* **AIM OF THE TASK**:
Below is the data. Give it again, complete and exact.

— begin DATASET EXCERPTS —

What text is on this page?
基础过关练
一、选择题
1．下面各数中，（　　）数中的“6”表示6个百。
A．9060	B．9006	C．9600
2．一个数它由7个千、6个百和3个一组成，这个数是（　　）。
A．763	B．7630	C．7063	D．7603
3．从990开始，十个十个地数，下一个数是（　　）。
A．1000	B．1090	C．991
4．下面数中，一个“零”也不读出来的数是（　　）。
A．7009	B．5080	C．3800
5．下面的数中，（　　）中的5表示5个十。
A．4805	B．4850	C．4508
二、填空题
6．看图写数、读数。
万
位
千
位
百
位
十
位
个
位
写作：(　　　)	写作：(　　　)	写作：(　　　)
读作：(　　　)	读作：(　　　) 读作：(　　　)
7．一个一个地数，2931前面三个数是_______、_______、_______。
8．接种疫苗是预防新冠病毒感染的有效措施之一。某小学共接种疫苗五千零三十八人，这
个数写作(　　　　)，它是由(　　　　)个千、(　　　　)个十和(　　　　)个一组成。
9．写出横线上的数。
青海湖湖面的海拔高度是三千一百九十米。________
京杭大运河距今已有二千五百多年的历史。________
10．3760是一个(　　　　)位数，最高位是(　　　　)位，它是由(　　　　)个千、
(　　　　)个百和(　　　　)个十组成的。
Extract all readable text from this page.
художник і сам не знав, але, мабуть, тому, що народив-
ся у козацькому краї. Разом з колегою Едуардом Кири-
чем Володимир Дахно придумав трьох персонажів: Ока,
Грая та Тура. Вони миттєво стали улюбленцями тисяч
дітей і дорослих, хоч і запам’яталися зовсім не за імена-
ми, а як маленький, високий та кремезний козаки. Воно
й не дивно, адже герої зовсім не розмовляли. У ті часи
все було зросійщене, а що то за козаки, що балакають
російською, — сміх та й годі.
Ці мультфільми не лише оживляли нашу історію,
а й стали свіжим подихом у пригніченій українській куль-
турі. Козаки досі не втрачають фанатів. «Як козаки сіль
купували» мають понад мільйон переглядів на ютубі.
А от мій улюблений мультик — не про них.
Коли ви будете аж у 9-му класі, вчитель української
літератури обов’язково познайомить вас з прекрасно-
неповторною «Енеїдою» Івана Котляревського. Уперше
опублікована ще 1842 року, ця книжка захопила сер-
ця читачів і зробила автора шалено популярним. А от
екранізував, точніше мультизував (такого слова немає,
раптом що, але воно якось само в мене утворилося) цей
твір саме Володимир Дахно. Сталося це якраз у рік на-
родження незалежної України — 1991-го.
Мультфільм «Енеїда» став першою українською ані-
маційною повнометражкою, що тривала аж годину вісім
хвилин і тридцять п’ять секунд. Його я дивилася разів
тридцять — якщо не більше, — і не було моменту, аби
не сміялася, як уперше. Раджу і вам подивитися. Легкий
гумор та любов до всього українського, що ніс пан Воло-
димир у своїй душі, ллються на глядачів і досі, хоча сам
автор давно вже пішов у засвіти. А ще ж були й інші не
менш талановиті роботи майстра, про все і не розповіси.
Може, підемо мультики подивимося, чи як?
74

— end DATASET EXCERPTS —

* **ANSWER TO THE PROBLEM**:
What text is on this page?
基础过关练
一、选择题
1．下面各数中，（　　）数中的“6”表示6个百。
A．9060	B．9006	C．9600
2．一个数它由7个千、6个百和3个一组成，这个数是（　　）。
A．763	B．7630	C．7063	D．7603
3．从990开始，十个十个地数，下一个数是（　　）。
A．1000	B．1090	C．991
4．下面数中，一个“零”也不读出来的数是（　　）。
A．7009	B．5080	C．3800
5．下面的数中，（　　）中的5表示5个十。
A．4805	B．4850	C．4508
二、填空题
6．看图写数、读数。
万
位
千
位
百
位
十
位
个
位
写作：(　　　)	写作：(　　　)	写作：(　　　)
读作：(　　　)	读作：(　　　) 读作：(　　　)
7．一个一个地数，2931前面三个数是_______、_______、_______。
8．接种疫苗是预防新冠病毒感染的有效措施之一。某小学共接种疫苗五千零三十八人，这
个数写作(　　　　)，它是由(　　　　)个千、(　　　　)个十和(　　　　)个一组成。
9．写出横线上的数。
青海湖湖面的海拔高度是三千一百九十米。________
京杭大运河距今已有二千五百多年的历史。________
10．3760是一个(　　　　)位数，最高位是(　　　　)位，它是由(　　　　)个千、
(　　　　)个百和(　　　　)个十组成的。
Extract all readable text from this page.
художник і сам не знав, але, мабуть, тому, що народив-
ся у козацькому краї. Разом з колегою Едуардом Кири-
чем Володимир Дахно придумав трьох персонажів: Ока,
Грая та Тура. Вони миттєво стали улюбленцями тисяч
дітей і дорослих, хоч і запам’яталися зовсім не за імена-
ми, а як маленький, високий та кремезний козаки. Воно
й не дивно, адже герої зовсім не розмовляли. У ті часи
все було зросійщене, а що то за козаки, що балакають
російською, — сміх та й годі.
Ці мультфільми не лише оживляли нашу історію,
а й стали свіжим подихом у пригніченій українській куль-
турі. Козаки досі не втрачають фанатів. «Як козаки сіль
купували» мають понад мільйон переглядів на ютубі.
А от мій улюблений мультик — не про них.
Коли ви будете аж у 9-му класі, вчитель української
літератури обов’язково познайомить вас з прекрасно-
неповторною «Енеїдою» Івана Котляревського. Уперше
опублікована ще 1842 року, ця книжка захопила сер-
ця читачів і зробила автора шалено популярним. А от
екранізував, точніше мультизував (такого слова немає,
раптом що, але воно якось само в мене утворилося) цей
твір саме Володимир Дахно. Сталося це якраз у рік на-
родження незалежної України — 1991-го.
Мультфільм «Енеїда» став першою українською ані-
маційною повнометражкою, що тривала аж годину вісім
хвилин і тридцять п’ять секунд. Його я дивилася разів
тридцять — якщо не більше, — і не було моменту, аби
не сміялася, як уперше. Раджу і вам подивитися. Легкий
гумор та любов до всього українського, що ніс пан Воло-
димир у своїй душі, ллються на глядачів і досі, хоча сам
автор давно вже пішов у засвіти. А ще ж були й інші не
менш талановиті роботи майстра, про все і не розповіси.
Може, підемо мультики подивимося, чи як?
74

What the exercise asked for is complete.